Items listed in a dataset:
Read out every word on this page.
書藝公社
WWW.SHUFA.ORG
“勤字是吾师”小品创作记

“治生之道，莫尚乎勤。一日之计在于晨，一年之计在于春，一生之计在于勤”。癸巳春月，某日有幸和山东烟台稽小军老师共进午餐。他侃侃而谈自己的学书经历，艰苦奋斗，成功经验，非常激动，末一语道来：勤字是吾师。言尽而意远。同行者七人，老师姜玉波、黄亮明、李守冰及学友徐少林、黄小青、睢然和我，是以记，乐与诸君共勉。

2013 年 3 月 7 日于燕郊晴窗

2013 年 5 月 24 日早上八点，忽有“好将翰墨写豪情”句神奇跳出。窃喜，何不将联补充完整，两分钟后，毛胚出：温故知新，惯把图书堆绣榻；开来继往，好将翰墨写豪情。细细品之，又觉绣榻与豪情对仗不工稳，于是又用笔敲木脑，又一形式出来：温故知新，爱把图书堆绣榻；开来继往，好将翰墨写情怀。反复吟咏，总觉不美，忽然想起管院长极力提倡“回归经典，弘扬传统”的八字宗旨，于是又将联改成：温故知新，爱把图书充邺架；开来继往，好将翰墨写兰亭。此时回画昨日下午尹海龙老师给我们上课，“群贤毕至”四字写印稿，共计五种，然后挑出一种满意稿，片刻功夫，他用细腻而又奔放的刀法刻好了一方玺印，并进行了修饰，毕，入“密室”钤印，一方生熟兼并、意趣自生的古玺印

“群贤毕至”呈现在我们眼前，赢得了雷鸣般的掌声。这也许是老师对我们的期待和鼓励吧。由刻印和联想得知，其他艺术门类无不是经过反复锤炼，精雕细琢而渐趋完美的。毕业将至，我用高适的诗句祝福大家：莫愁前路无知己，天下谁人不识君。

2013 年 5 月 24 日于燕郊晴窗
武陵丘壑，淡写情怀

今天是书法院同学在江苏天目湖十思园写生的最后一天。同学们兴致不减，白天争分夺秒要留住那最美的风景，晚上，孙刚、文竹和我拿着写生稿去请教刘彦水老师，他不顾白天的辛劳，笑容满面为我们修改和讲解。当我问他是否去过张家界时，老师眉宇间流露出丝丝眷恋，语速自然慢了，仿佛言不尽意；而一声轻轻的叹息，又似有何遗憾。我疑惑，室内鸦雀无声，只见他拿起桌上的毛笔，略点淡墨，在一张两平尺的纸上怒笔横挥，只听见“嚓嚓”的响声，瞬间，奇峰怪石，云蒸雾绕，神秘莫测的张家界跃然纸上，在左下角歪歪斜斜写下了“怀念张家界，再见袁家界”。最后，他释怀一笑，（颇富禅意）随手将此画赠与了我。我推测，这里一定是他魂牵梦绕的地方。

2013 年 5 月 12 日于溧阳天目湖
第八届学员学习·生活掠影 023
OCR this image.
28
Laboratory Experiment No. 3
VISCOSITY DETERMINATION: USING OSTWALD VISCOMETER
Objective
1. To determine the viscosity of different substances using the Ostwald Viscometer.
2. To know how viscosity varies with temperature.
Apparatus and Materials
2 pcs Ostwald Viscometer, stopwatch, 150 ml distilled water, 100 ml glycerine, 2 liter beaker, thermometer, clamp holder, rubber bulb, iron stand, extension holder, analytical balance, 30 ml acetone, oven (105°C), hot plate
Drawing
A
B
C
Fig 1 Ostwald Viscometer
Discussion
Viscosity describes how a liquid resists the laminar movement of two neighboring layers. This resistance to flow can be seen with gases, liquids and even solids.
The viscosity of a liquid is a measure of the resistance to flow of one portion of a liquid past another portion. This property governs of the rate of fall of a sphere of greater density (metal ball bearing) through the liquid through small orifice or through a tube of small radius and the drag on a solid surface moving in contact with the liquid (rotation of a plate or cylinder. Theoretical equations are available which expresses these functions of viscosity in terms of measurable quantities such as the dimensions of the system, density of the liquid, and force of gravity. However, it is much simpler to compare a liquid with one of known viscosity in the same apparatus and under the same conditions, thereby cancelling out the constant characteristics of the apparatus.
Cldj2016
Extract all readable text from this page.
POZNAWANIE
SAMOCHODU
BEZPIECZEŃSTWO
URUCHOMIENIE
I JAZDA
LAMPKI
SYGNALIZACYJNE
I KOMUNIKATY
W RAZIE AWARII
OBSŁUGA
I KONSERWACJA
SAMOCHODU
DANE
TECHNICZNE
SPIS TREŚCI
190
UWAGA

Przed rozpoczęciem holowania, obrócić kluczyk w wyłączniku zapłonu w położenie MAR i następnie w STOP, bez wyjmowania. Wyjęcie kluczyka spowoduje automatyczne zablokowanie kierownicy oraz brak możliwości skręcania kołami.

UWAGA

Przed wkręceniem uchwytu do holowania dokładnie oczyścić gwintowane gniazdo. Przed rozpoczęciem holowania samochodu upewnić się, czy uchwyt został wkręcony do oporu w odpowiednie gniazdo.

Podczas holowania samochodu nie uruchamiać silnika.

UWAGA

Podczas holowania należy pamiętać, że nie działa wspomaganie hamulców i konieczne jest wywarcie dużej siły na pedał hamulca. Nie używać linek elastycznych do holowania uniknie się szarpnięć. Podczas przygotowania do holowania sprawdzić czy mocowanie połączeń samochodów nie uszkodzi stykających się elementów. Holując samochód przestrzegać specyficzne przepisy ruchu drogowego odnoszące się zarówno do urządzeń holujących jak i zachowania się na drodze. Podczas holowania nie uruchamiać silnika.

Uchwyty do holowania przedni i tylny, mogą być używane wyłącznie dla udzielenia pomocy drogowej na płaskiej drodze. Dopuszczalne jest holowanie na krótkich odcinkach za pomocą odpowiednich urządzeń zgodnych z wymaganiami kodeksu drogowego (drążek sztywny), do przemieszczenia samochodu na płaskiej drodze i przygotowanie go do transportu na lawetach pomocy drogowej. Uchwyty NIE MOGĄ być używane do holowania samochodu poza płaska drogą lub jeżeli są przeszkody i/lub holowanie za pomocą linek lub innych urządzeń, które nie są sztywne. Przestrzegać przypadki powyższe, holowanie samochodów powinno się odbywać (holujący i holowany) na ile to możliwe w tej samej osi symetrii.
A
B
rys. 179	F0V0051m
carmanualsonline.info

Given task: Exactly as they are written, print the entries again.

Final result:
Read out every word on this page.
書藝公社
WWW.SHUFA.ORG
“勤字是吾师”小品创作记

“治生之道，莫尚乎勤。一日之计在于晨，一年之计在于春，一生之计在于勤”。癸巳春月，某日有幸和山东烟台稽小军老师共进午餐。他侃侃而谈自己的学书经历，艰苦奋斗，成功经验，非常激动，末一语道来：勤字是吾师。言尽而意远。同行者七人，老师姜玉波、黄亮明、李守冰及学友徐少林、黄小青、睢然和我，是以记，乐与诸君共勉。

2013 年 3 月 7 日于燕郊晴窗

2013 年 5 月 24 日早上八点，忽有“好将翰墨写豪情”句神奇跳出。窃喜，何不将联补充完整，两分钟后，毛胚出：温故知新，惯把图书堆绣榻；开来继往，好将翰墨写豪情。细细品之，又觉绣榻与豪情对仗不工稳，于是又用笔敲木脑，又一形式出来：温故知新，爱把图书堆绣榻；开来继往，好将翰墨写情怀。反复吟咏，总觉不美，忽然想起管院长极力提倡“回归经典，弘扬传统”的八字宗旨，于是又将联改成：温故知新，爱把图书充邺架；开来继往，好将翰墨写兰亭。此时回画昨日下午尹海龙老师给我们上课，“群贤毕至”四字写印稿，共计五种，然后挑出一种满意稿，片刻功夫，他用细腻而又奔放的刀法刻好了一方玺印，并进行了修饰，毕，入“密室”钤印，一方生熟兼并、意趣自生的古玺印

“群贤毕至”呈现在我们眼前，赢得了雷鸣般的掌声。这也许是老师对我们的期待和鼓励吧。由刻印和联想得知，其他艺术门类无不是经过反复锤炼，精雕细琢而渐趋完美的。毕业将至，我用高适的诗句祝福大家：莫愁前路无知己，天下谁人不识君。

2013 年 5 月 24 日于燕郊晴窗
武陵丘壑，淡写情怀

今天是书法院同学在江苏天目湖十思园写生的最后一天。同学们兴致不减，白天争分夺秒要留住那最美的风景，晚上，孙刚、文竹和我拿着写生稿去请教刘彦水老师，他不顾白天的辛劳，笑容满面为我们修改和讲解。当我问他是否去过张家界时，老师眉宇间流露出丝丝眷恋，语速自然慢了，仿佛言不尽意；而一声轻轻的叹息，又似有何遗憾。我疑惑，室内鸦雀无声，只见他拿起桌上的毛笔，略点淡墨，在一张两平尺的纸上怒笔横挥，只听见“嚓嚓”的响声，瞬间，奇峰怪石，云蒸雾绕，神秘莫测的张家界跃然纸上，在左下角歪歪斜斜写下了“怀念张家界，再见袁家界”。最后，他释怀一笑，（颇富禅意）随手将此画赠与了我。我推测，这里一定是他魂牵梦绕的地方。

2013 年 5 月 12 日于溧阳天目湖
第八届学员学习·生活掠影 023
OCR this image.
28
Laboratory Experiment No. 3
VISCOSITY DETERMINATION: USING OSTWALD VISCOMETER
Objective
1. To determine the viscosity of different substances using the Ostwald Viscometer.
2. To know how viscosity varies with temperature.
Apparatus and Materials
2 pcs Ostwald Viscometer, stopwatch, 150 ml distilled water, 100 ml glycerine, 2 liter beaker, thermometer, clamp holder, rubber bulb, iron stand, extension holder, analytical balance, 30 ml acetone, oven (105°C), hot plate
Drawing
A
B
C
Fig 1 Ostwald Viscometer
Discussion
Viscosity describes how a liquid resists the laminar movement of two neighboring layers. This resistance to flow can be seen with gases, liquids and even solids.
The viscosity of a liquid is a measure of the resistance to flow of one portion of a liquid past another portion. This property governs of the rate of fall of a sphere of greater density (metal ball bearing) through the liquid through small orifice or through a tube of small radius and the drag on a solid surface moving in contact with the liquid (rotation of a plate or cylinder. Theoretical equations are available which expresses these functions of viscosity in terms of measurable quantities such as the dimensions of the system, density of the liquid, and force of gravity. However, it is much simpler to compare a liquid with one of known viscosity in the same apparatus and under the same conditions, thereby cancelling out the constant characteristics of the apparatus.
Cldj2016
Extract all readable text from this page.
POZNAWANIE
SAMOCHODU
BEZPIECZEŃSTWO
URUCHOMIENIE
I JAZDA
LAMPKI
SYGNALIZACYJNE
I KOMUNIKATY
W RAZIE AWARII
OBSŁUGA
I KONSERWACJA
SAMOCHODU
DANE
TECHNICZNE
SPIS TREŚCI
190
UWAGA

Przed rozpoczęciem holowania, obrócić kluczyk w wyłączniku zapłonu w położenie MAR i następnie w STOP, bez wyjmowania. Wyjęcie kluczyka spowoduje automatyczne zablokowanie kierownicy oraz brak możliwości skręcania kołami.

UWAGA

Przed wkręceniem uchwytu do holowania dokładnie oczyścić gwintowane gniazdo. Przed rozpoczęciem holowania samochodu upewnić się, czy uchwyt został wkręcony do oporu w odpowiednie gniazdo.

Podczas holowania samochodu nie uruchamiać silnika.

UWAGA

Podczas holowania należy pamiętać, że nie działa wspomaganie hamulców i konieczne jest wywarcie dużej siły na pedał hamulca. Nie używać linek elastycznych do holowania uniknie się szarpnięć. Podczas przygotowania do holowania sprawdzić czy mocowanie połączeń samochodów nie uszkodzi stykających się elementów. Holując samochód przestrzegać specyficzne przepisy ruchu drogowego odnoszące się zarówno do urządzeń holujących jak i zachowania się na drodze. Podczas holowania nie uruchamiać silnika.

Uchwyty do holowania przedni i tylny, mogą być używane wyłącznie dla udzielenia pomocy drogowej na płaskiej drodze. Dopuszczalne jest holowanie na krótkich odcinkach za pomocą odpowiednich urządzeń zgodnych z wymaganiami kodeksu drogowego (drążek sztywny), do przemieszczenia samochodu na płaskiej drodze i przygotowanie go do transportu na lawetach pomocy drogowej. Uchwyty NIE MOGĄ być używane do holowania samochodu poza płaska drogą lub jeżeli są przeszkody i/lub holowanie za pomocą linek lub innych urządzeń, które nie są sztywne. Przestrzegać przypadki powyższe, holowanie samochodów powinno się odbywać (holujący i holowany) na ile to możliwe w tej samej osi symetrii.
A
B
rys. 179	F0V0051m
carmanualsonline.info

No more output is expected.